# [WHAT THE TASK ASKS]
Show each line from the listing that includes the word "pulsante".

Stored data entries
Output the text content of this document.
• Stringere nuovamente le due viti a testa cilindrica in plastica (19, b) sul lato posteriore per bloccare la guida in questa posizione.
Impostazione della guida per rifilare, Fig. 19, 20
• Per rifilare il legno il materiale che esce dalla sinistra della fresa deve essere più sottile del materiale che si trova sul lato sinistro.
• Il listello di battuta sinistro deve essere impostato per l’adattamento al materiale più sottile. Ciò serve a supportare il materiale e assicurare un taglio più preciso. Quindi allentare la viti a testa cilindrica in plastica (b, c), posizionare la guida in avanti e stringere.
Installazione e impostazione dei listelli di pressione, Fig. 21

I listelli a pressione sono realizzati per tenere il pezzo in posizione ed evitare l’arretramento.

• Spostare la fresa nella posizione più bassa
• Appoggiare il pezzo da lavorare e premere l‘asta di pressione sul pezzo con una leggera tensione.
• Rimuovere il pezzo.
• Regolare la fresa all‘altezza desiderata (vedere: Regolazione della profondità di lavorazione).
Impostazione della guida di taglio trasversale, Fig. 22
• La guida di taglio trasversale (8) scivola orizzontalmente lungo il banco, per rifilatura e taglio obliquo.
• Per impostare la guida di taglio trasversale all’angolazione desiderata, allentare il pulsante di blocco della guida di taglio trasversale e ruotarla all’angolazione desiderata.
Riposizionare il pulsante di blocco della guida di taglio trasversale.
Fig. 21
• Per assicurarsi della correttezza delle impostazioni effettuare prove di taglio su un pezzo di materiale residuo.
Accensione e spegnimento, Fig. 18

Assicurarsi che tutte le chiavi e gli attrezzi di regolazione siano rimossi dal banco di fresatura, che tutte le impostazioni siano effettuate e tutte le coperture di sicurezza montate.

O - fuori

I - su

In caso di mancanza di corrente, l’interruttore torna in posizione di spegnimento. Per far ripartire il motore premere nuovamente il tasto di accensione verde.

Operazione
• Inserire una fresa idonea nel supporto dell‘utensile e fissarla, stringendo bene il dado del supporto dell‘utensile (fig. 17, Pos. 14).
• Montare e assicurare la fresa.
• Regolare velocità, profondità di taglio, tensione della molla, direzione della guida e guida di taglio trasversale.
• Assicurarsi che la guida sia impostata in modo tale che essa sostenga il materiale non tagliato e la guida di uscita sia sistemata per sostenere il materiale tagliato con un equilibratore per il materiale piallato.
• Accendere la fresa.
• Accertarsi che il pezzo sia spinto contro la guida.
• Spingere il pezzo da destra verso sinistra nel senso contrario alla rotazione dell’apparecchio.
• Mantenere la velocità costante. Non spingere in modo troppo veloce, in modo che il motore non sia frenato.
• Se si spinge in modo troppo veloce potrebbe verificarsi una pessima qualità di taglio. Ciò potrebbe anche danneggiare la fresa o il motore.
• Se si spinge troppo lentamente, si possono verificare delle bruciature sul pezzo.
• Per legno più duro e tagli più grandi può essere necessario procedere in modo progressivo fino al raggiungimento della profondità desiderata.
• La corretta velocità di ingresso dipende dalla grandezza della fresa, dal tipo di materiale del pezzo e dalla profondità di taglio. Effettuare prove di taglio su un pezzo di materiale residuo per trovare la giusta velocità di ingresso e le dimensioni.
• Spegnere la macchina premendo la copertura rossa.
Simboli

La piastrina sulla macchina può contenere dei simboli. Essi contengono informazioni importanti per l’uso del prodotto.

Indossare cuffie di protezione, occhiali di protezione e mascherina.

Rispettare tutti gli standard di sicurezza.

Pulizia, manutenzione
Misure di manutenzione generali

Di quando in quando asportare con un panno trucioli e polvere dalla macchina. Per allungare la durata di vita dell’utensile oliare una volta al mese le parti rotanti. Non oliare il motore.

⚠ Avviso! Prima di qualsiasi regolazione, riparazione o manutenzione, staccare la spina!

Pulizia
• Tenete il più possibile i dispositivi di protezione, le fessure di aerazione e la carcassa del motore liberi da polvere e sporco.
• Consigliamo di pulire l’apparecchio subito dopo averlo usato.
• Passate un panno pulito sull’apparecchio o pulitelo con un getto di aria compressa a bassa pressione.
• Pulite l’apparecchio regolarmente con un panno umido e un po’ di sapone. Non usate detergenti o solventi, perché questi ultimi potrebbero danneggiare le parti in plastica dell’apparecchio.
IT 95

# [EXERCISE SOLUTION]
• Per impostare la guida di taglio trasversale all’angolazione desiderata, allentare il pulsante di blocco della guida di taglio trasversale e ruotarla all’angolazione desiderata.
Riposizionare il pulsante di blocco della guida di taglio trasversale.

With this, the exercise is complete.